### Problem statement
Write the material out again, line by line, exactly as it is.

### Data for this exercise
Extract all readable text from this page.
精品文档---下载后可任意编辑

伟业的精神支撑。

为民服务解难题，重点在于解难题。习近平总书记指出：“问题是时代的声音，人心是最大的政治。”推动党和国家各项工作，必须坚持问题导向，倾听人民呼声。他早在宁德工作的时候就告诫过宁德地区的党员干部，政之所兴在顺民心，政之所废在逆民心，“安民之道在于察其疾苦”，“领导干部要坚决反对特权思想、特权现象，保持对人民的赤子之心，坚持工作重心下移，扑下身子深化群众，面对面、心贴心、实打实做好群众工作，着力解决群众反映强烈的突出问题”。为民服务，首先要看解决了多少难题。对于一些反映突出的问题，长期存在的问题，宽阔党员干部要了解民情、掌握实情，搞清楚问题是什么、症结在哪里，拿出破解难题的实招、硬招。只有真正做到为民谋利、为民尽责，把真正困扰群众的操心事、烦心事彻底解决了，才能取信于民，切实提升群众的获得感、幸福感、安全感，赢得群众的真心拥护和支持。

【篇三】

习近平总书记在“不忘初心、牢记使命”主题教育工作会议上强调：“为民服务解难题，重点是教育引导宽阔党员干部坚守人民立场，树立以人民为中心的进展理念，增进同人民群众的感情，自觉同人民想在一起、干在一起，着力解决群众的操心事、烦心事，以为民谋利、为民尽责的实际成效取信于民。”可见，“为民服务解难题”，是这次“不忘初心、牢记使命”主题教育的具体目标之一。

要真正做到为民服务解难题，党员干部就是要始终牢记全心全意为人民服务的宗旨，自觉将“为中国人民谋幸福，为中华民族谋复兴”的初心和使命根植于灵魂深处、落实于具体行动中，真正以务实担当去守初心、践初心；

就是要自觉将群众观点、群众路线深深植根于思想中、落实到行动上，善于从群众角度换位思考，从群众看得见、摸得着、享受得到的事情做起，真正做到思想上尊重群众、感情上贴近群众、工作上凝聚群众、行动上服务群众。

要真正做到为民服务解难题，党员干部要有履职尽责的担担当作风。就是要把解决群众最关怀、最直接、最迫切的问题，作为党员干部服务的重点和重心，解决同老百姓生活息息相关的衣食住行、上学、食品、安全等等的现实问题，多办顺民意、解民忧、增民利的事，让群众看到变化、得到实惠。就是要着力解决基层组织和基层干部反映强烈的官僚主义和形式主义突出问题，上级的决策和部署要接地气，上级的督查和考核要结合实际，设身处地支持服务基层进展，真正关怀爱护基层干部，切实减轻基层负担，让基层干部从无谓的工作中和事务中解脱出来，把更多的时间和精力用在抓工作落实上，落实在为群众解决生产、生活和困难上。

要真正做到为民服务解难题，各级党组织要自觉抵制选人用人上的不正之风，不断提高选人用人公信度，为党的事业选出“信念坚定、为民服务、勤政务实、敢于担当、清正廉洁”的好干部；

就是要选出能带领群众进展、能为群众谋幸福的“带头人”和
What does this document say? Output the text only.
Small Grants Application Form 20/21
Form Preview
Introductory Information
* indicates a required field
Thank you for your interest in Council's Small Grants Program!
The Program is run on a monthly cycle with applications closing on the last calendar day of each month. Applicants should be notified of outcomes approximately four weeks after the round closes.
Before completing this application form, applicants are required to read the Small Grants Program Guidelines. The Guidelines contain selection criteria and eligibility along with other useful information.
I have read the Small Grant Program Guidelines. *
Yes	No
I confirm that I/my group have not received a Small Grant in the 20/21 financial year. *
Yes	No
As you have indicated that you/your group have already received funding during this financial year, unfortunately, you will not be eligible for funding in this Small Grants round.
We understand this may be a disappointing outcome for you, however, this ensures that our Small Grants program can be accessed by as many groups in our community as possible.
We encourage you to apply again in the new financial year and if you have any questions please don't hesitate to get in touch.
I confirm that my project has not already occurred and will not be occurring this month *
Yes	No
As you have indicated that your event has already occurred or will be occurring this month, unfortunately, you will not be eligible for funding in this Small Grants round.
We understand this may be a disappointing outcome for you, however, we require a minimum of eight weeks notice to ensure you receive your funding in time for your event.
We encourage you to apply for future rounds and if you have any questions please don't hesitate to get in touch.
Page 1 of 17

### Exercise output
Extract all readable text from this page.
精品文档---下载后可任意编辑

伟业的精神支撑。

为民服务解难题，重点在于解难题。习近平总书记指出：“问题是时代的声音，人心是最大的政治。”推动党和国家各项工作，必须坚持问题导向，倾听人民呼声。他早在宁德工作的时候就告诫过宁德地区的党员干部，政之所兴在顺民心，政之所废在逆民心，“安民之道在于察其疾苦”，“领导干部要坚决反对特权思想、特权现象，保持对人民的赤子之心，坚持工作重心下移，扑下身子深化群众，面对面、心贴心、实打实做好群众工作，着力解决群众反映强烈的突出问题”。为民服务，首先要看解决了多少难题。对于一些反映突出的问题，长期存在的问题，宽阔党员干部要了解民情、掌握实情，搞清楚问题是什么、症结在哪里，拿出破解难题的实招、硬招。只有真正做到为民谋利、为民尽责，把真正困扰群众的操心事、烦心事彻底解决了，才能取信于民，切实提升群众的获得感、幸福感、安全感，赢得群众的真心拥护和支持。

【篇三】

习近平总书记在“不忘初心、牢记使命”主题教育工作会议上强调：“为民服务解难题，重点是教育引导宽阔党员干部坚守人民立场，树立以人民为中心的进展理念，增进同人民群众的感情，自觉同人民想在一起、干在一起，着力解决群众的操心事、烦心事，以为民谋利、为民尽责的实际成效取信于民。”可见，“为民服务解难题”，是这次“不忘初心、牢记使命”主题教育的具体目标之一。

要真正做到为民服务解难题，党员干部就是要始终牢记全心全意为人民服务的宗旨，自觉将“为中国人民谋幸福，为中华民族谋复兴”的初心和使命根植于灵魂深处、落实于具体行动中，真正以务实担当去守初心、践初心；

就是要自觉将群众观点、群众路线深深植根于思想中、落实到行动上，善于从群众角度换位思考，从群众看得见、摸得着、享受得到的事情做起，真正做到思想上尊重群众、感情上贴近群众、工作上凝聚群众、行动上服务群众。

要真正做到为民服务解难题，党员干部要有履职尽责的担担当作风。就是要把解决群众最关怀、最直接、最迫切的问题，作为党员干部服务的重点和重心，解决同老百姓生活息息相关的衣食住行、上学、食品、安全等等的现实问题，多办顺民意、解民忧、增民利的事，让群众看到变化、得到实惠。就是要着力解决基层组织和基层干部反映强烈的官僚主义和形式主义突出问题，上级的决策和部署要接地气，上级的督查和考核要结合实际，设身处地支持服务基层进展，真正关怀爱护基层干部，切实减轻基层负担，让基层干部从无谓的工作中和事务中解脱出来，把更多的时间和精力用在抓工作落实上，落实在为群众解决生产、生活和困难上。

要真正做到为民服务解难题，各级党组织要自觉抵制选人用人上的不正之风，不断提高选人用人公信度，为党的事业选出“信念坚定、为民服务、勤政务实、敢于担当、清正廉洁”的好干部；

就是要选出能带领群众进展、能为群众谋幸福的“带头人”和
What does this document say? Output the text only.
Small Grants Application Form 20/21
Form Preview
Introductory Information
* indicates a required field
Thank you for your interest in Council's Small Grants Program!
The Program is run on a monthly cycle with applications closing on the last calendar day of each month. Applicants should be notified of outcomes approximately four weeks after the round closes.
Before completing this application form, applicants are required to read the Small Grants Program Guidelines. The Guidelines contain selection criteria and eligibility along with other useful information.
I have read the Small Grant Program Guidelines. *
Yes	No
I confirm that I/my group have not received a Small Grant in the 20/21 financial year. *
Yes	No
As you have indicated that you/your group have already received funding during this financial year, unfortunately, you will not be eligible for funding in this Small Grants round.
We understand this may be a disappointing outcome for you, however, this ensures that our Small Grants program can be accessed by as many groups in our community as possible.
We encourage you to apply again in the new financial year and if you have any questions please don't hesitate to get in touch.
I confirm that my project has not already occurred and will not be occurring this month *
Yes	No
As you have indicated that your event has already occurred or will be occurring this month, unfortunately, you will not be eligible for funding in this Small Grants round.
We understand this may be a disappointing outcome for you, however, we require a minimum of eight weeks notice to ensure you receive your funding in time for your event.
We encourage you to apply for future rounds and if you have any questions please don't hesitate to get in touch.
Page 1 of 17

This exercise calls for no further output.